**Directions:** Write out the whole of the material exactly.

Excerpts from a figure dataset
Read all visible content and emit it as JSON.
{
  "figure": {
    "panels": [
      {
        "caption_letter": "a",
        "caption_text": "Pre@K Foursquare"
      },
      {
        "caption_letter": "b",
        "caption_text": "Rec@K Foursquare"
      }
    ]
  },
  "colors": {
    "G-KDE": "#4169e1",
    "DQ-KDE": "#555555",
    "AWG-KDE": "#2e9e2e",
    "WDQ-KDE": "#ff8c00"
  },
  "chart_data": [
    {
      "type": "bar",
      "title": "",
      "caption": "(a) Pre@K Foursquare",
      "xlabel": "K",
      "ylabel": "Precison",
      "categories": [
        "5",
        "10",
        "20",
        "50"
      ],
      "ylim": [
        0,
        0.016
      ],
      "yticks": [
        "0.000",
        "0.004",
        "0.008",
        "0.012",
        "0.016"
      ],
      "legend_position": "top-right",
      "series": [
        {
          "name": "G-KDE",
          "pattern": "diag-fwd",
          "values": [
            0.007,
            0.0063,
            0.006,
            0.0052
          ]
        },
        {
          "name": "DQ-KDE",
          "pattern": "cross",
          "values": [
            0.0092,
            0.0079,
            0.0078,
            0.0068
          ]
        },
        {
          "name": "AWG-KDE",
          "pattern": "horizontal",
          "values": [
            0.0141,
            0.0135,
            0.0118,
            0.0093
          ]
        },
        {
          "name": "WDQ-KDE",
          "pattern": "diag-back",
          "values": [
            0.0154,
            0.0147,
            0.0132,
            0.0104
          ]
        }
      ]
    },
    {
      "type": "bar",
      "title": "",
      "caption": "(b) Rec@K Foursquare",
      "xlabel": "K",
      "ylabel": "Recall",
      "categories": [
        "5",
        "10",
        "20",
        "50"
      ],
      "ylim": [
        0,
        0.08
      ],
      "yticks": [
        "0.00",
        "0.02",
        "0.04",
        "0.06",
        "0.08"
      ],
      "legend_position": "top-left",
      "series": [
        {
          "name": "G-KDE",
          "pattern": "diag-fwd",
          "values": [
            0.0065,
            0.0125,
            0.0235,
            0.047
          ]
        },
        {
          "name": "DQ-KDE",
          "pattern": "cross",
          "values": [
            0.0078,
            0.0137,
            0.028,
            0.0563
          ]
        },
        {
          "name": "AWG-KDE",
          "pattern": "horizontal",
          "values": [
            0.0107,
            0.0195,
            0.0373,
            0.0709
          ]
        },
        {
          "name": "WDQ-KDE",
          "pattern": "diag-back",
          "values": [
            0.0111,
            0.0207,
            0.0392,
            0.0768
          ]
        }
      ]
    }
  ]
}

**Written solution:**
Read all visible content and emit it as JSON.
{
  "figure": {
    "panels": [
      {
        "caption_letter": "a",
        "caption_text": "Pre@K Foursquare"
      },
      {
        "caption_letter": "b",
        "caption_text": "Rec@K Foursquare"
      }
    ]
  },
  "colors": {
    "G-KDE": "#4169e1",
    "DQ-KDE": "#555555",
    "AWG-KDE": "#2e9e2e",
    "WDQ-KDE": "#ff8c00"
  },
  "chart_data": [
    {
      "type": "bar",
      "title": "",
      "caption": "(a) Pre@K Foursquare",
      "xlabel": "K",
      "ylabel": "Precison",
      "categories": [
        "5",
        "10",
        "20",
        "50"
      ],
      "ylim": [
        0,
        0.016
      ],
      "yticks": [
        "0.000",
        "0.004",
        "0.008",
        "0.012",
        "0.016"
      ],
      "legend_position": "top-right",
      "series": [
        {
          "name": "G-KDE",
          "pattern": "diag-fwd",
          "values": [
            0.007,
            0.0063,
            0.006,
            0.0052
          ]
        },
        {
          "name": "DQ-KDE",
          "pattern": "cross",
          "values": [
            0.0092,
            0.0079,
            0.0078,
            0.0068
          ]
        },
        {
          "name": "AWG-KDE",
          "pattern": "horizontal",
          "values": [
            0.0141,
            0.0135,
            0.0118,
            0.0093
          ]
        },
        {
          "name": "WDQ-KDE",
          "pattern": "diag-back",
          "values": [
            0.0154,
            0.0147,
            0.0132,
            0.0104
          ]
        }
      ]
    },
    {
      "type": "bar",
      "title": "",
      "caption": "(b) Rec@K Foursquare",
      "xlabel": "K",
      "ylabel": "Recall",
      "categories": [
        "5",
        "10",
        "20",
        "50"
      ],
      "ylim": [
        0,
        0.08
      ],
      "yticks": [
        "0.00",
        "0.02",
        "0.04",
        "0.06",
        "0.08"
      ],
      "legend_position": "top-left",
      "series": [
        {
          "name": "G-KDE",
          "pattern": "diag-fwd",
          "values": [
            0.0065,
            0.0125,
            0.0235,
            0.047
          ]
        },
        {
          "name": "DQ-KDE",
          "pattern": "cross",
          "values": [
            0.0078,
            0.0137,
            0.028,
            0.0563
          ]
        },
        {
          "name": "AWG-KDE",
          "pattern": "horizontal",
          "values": [
            0.0107,
            0.0195,
            0.0373,
            0.0709
          ]
        },
        {
          "name": "WDQ-KDE",
          "pattern": "diag-back",
          "values": [
            0.0111,
            0.0207,
            0.0392,
            0.0768
          ]
        }
      ]
    }
  ]
}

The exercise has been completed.